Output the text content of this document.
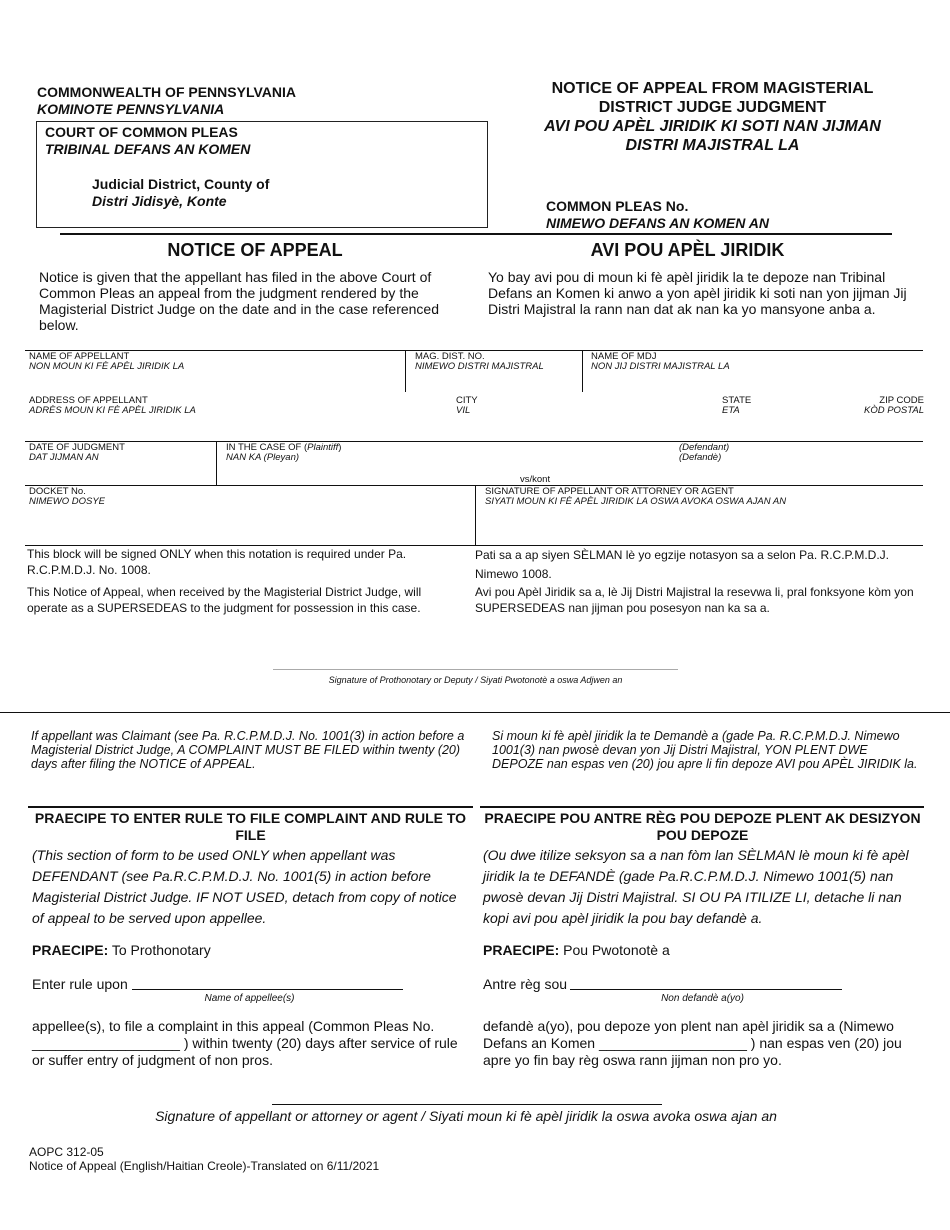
COMMONWEALTH OF PENNSYLVANIA
KOMINOTE PENNSYLVANIA
COURT OF COMMON PLEAS
TRIBINAL DEFANS AN KOMEN
Judicial District, County of
Distri Jidisyè, Konte
NOTICE OF APPEAL FROM MAGISTERIAL
DISTRICT JUDGE JUDGMENT
AVI POU APÈL JIRIDIK KI SOTI NAN JIJMAN
DISTRI MAJISTRAL LA
COMMON PLEAS No.
NIMEWO DEFANS AN KOMEN AN
NOTICE OF APPEAL	AVI POU APÈL JIRIDIK
Notice is given that the appellant has filed in the above Court of Common Pleas an appeal from the judgment rendered by the Magisterial District Judge on the date and in the case referenced below.
Yo bay avi pou di moun ki fè apèl jiridik la te depoze nan Tribinal Defans an Komen ki anwo a yon apèl jiridik ki soti nan yon jijman Jij Distri Majistral la rann nan dat ak nan ka yo mansyone anba a.
NAME OF APPELLANT
NON MOUN KI FÈ APÈL JIRIDIK LA
MAG. DIST. NO.
NIMEWO DISTRI MAJISTRAL
NAME OF MDJ
NON JIJ DISTRI MAJISTRAL LA
ADDRESS OF APPELLANT
ADRÈS MOUN KI FÈ APÈL JIRIDIK LA
CITY
VIL
STATE
ETA
ZIP CODE
KÒD POSTAL
DATE OF JUDGMENT
DAT JIJMAN AN
IN THE CASE OF (Plaintiff)
NAN KA (Pleyan)
(Defendant)
(Defandè)
vs/kont
DOCKET No.
NIMEWO DOSYE
SIGNATURE OF APPELLANT OR ATTORNEY OR AGENT
SIYATI MOUN KI FÈ APÈL JIRIDIK LA OSWA AVOKA OSWA AJAN AN
This block will be signed ONLY when this notation is required under Pa. R.C.P.M.D.J. No. 1008.
Pati sa a ap siyen SÈLMAN lè yo egzije notasyon sa a selon Pa. R.C.P.M.D.J. Nimewo 1008.
This Notice of Appeal, when received by the Magisterial District Judge, will operate as a SUPERSEDEAS to the judgment for possession in this case.
Avi pou Apèl Jiridik sa a, lè Jij Distri Majistral la resevwa li, pral fonksyone kòm yon SUPERSEDEAS nan jijman pou posesyon nan ka sa a.
Signature of Prothonotary or Deputy / Siyati Pwotonotè a oswa Adjwen an
If appellant was Claimant (see Pa. R.C.P.M.D.J. No. 1001(3) in action before a Magisterial District Judge, A COMPLAINT MUST BE FILED within twenty (20) days after filing the NOTICE of APPEAL.
Si moun ki fè apèl jiridik la te Demandè a (gade Pa. R.C.P.M.D.J. Nimewo 1001(3) nan pwosè devan yon Jij Distri Majistral, YON PLENT DWE DEPOZE nan espas ven (20) jou apre li fin depoze AVI pou APÈL JIRIDIK la.
PRAECIPE TO ENTER RULE TO FILE COMPLAINT AND RULE TO FILE
PRAECIPE POU ANTRE RÈG POU DEPOZE PLENT AK DESIZYON POU DEPOZE
(This section of form to be used ONLY when appellant was DEFENDANT (see Pa.R.C.P.M.D.J. No. 1001(5) in action before Magisterial District Judge. IF NOT USED, detach from copy of notice of appeal to be served upon appellee.
(Ou dwe itilize seksyon sa a nan fòm lan SÈLMAN lè moun ki fè apèl jiridik la te DEFANDÈ (gade Pa.R.C.P.M.D.J. Nimewo 1001(5) nan pwosè devan Jij Distri Majistral. SI OU PA ITILIZE LI, detache li nan kopi avi pou apèl jiridik la pou bay defandè a.
PRAECIPE: To Prothonotary	PRAECIPE: Pou Pwotonotè a
Enter rule upon
Name of appellee(s)
Antre règ sou
Non defandè a(yo)
appellee(s), to file a complaint in this appeal (Common Pleas No.
___________________ ) within twenty (20) days after service of rule
or suffer entry of judgment of non pros.
defandè a(yo), pou depoze yon plent nan apèl jiridik sa a (Nimewo
Defans an Komen ___________________ ) nan espas ven (20) jou
apre yo fin bay règ oswa rann jijman non pro yo.
Signature of appellant or attorney or agent / Siyati moun ki fè apèl jiridik la oswa avoka oswa ajan an
AOPC 312-05
Notice of Appeal (English/Haitian Creole)-Translated on 6/11/2021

- **Task description**
Tell how many lines of the data include the word "PRAECIPE", and nothing else.

- **Correct answer**
3